• [Directive] Transcribe the entries that follow exactly as they appear, minus pictures.

···

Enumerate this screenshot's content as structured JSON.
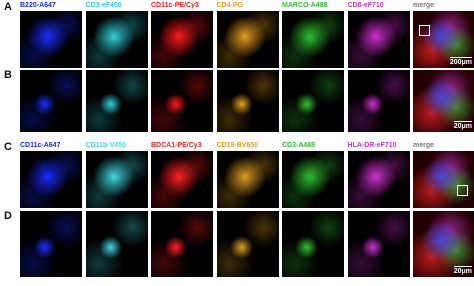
{
  "figure": {
    "rows": [
      {
        "letter": "A",
        "labels": [
          "B220-A647",
          "CD3-eF450",
          "CD11c-PE/Cy3",
          "CD4-PG",
          "MARCO-A488",
          "CD8-eF710",
          "merge"
        ],
        "scale_bar": "200μm"
      },
      {
        "letter": "B",
        "scale_bar": "20μm"
      },
      {
        "letter": "C",
        "labels": [
          "CD11c-A647",
          "CD11b-V450",
          "BDCA1-PE/Cy3",
          "CD19-BV650",
          "CD3-A488",
          "HLA-DR-eF710",
          "merge"
        ]
      },
      {
        "letter": "D",
        "scale_bar": "20μm"
      }
    ]
  }
}
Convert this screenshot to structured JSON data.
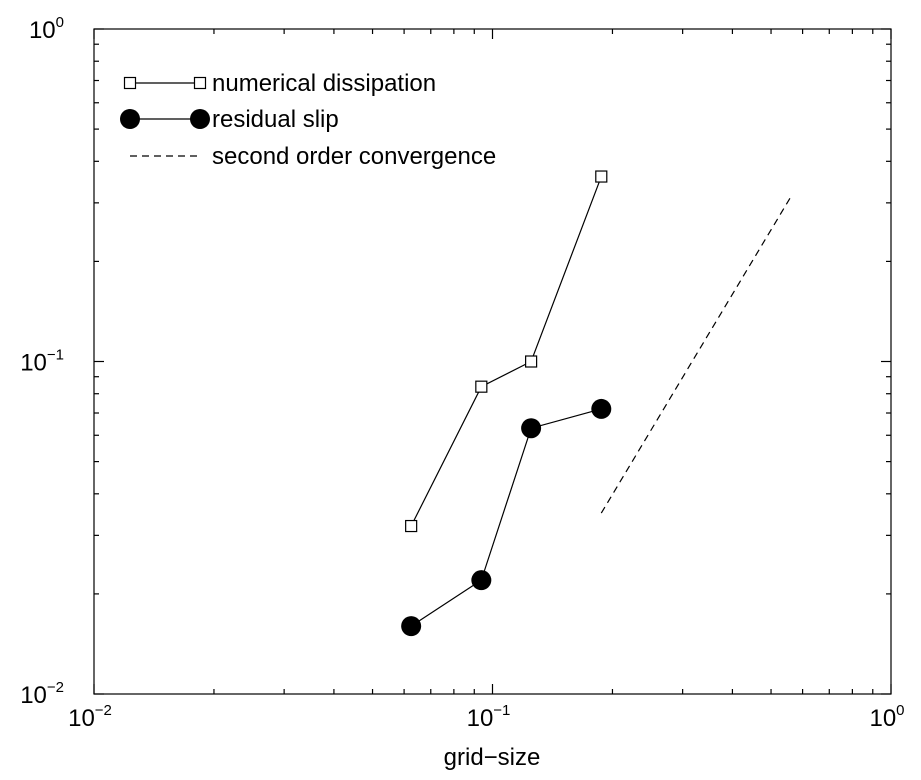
{
  "chart_data": {
    "type": "line",
    "xscale": "log",
    "yscale": "log",
    "xlim": [
      0.01,
      1
    ],
    "ylim": [
      0.01,
      1
    ],
    "xlabel": "grid−size",
    "ylabel": "",
    "title": "",
    "grid": false,
    "legend_position": "top-left",
    "x_ticks": [
      {
        "base": "10",
        "exp": "−2"
      },
      {
        "base": "10",
        "exp": "−1"
      },
      {
        "base": "10",
        "exp": "0"
      }
    ],
    "y_ticks": [
      {
        "base": "10",
        "exp": "−2"
      },
      {
        "base": "10",
        "exp": "−1"
      },
      {
        "base": "10",
        "exp": "0"
      }
    ],
    "series": [
      {
        "name": "numerical dissipation",
        "marker": "open-square",
        "color": "#000000",
        "x": [
          0.0625,
          0.09375,
          0.125,
          0.1875
        ],
        "y": [
          0.032,
          0.084,
          0.1,
          0.36
        ]
      },
      {
        "name": "residual slip",
        "marker": "filled-circle",
        "color": "#000000",
        "x": [
          0.0625,
          0.09375,
          0.125,
          0.1875
        ],
        "y": [
          0.016,
          0.022,
          0.063,
          0.072
        ]
      },
      {
        "name": "second order convergence",
        "marker": "none",
        "line": "dashed",
        "color": "#000000",
        "x": [
          0.1875,
          0.5625
        ],
        "y": [
          0.035,
          0.315
        ]
      }
    ]
  }
}
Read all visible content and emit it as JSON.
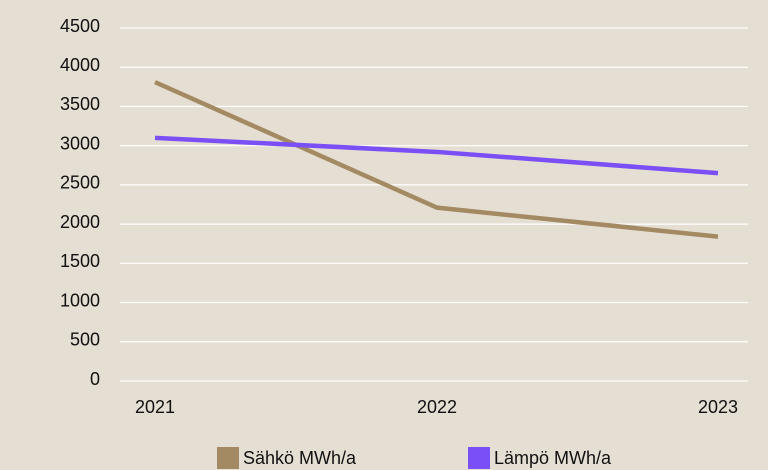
{
  "chart_data": {
    "type": "line",
    "categories": [
      "2021",
      "2022",
      "2023"
    ],
    "series": [
      {
        "name": "Sähkö MWh/a",
        "color": "#a38a62",
        "values": [
          3810,
          2210,
          1840
        ]
      },
      {
        "name": "Lämpö MWh/a",
        "color": "#7a4ff5",
        "values": [
          3100,
          2920,
          2650
        ]
      }
    ],
    "ylim": [
      0,
      4500
    ],
    "yticks": [
      0,
      500,
      1000,
      1500,
      2000,
      2500,
      3000,
      3500,
      4000,
      4500
    ],
    "grid": true,
    "legend": "bottom"
  }
}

···

• [Problem solution]
Enumerate this screenshot's content as structured JSON.
{
  "figure": {
    "rows": [
      {
        "letter": "A",
        "labels": [
          "B220-A647",
          "CD3-eF450",
          "CD11c-PE/Cy3",
          "CD4-PG",
          "MARCO-A488",
          "CD8-eF710",
          "merge"
        ],
        "scale_bar": "200μm"
      },
      {
        "letter": "B",
        "scale_bar": "20μm"
      },
      {
        "letter": "C",
        "labels": [
          "CD11c-A647",
          "CD11b-V450",
          "BDCA1-PE/Cy3",
          "CD19-BV650",
          "CD3-A488",
          "HLA-DR-eF710",
          "merge"
        ]
      },
      {
        "letter": "D",
        "scale_bar": "20μm"
      }
    ]
  }
}
Convert this screenshot to structured JSON data.
{
  "chart_data": {
    "type": "line",
    "xscale": "log",
    "yscale": "log",
    "xlim": [
      0.01,
      1
    ],
    "ylim": [
      0.01,
      1
    ],
    "xlabel": "grid−size",
    "ylabel": "",
    "title": "",
    "grid": false,
    "legend_position": "top-left",
    "x_ticks": [
      {
        "base": "10",
        "exp": "−2"
      },
      {
        "base": "10",
        "exp": "−1"
      },
      {
        "base": "10",
        "exp": "0"
      }
    ],
    "y_ticks": [
      {
        "base": "10",
        "exp": "−2"
      },
      {
        "base": "10",
        "exp": "−1"
      },
      {
        "base": "10",
        "exp": "0"
      }
    ],
    "series": [
      {
        "name": "numerical dissipation",
        "marker": "open-square",
        "color": "#000000",
        "x": [
          0.0625,
          0.09375,
          0.125,
          0.1875
        ],
        "y": [
          0.032,
          0.084,
          0.1,
          0.36
        ]
      },
      {
        "name": "residual slip",
        "marker": "filled-circle",
        "color": "#000000",
        "x": [
          0.0625,
          0.09375,
          0.125,
          0.1875
        ],
        "y": [
          0.016,
          0.022,
          0.063,
          0.072
        ]
      },
      {
        "name": "second order convergence",
        "marker": "none",
        "line": "dashed",
        "color": "#000000",
        "x": [
          0.1875,
          0.5625
        ],
        "y": [
          0.035,
          0.315
        ]
      }
    ]
  }
}
Read all visible content and emit it as JSON.
{
  "chart_data": {
    "type": "line",
    "categories": [
      "2021",
      "2022",
      "2023"
    ],
    "series": [
      {
        "name": "Sähkö MWh/a",
        "color": "#a38a62",
        "values": [
          3810,
          2210,
          1840
        ]
      },
      {
        "name": "Lämpö MWh/a",
        "color": "#7a4ff5",
        "values": [
          3100,
          2920,
          2650
        ]
      }
    ],
    "ylim": [
      0,
      4500
    ],
    "yticks": [
      0,
      500,
      1000,
      1500,
      2000,
      2500,
      3000,
      3500,
      4000,
      4500
    ],
    "grid": true,
    "legend": "bottom"
  }
}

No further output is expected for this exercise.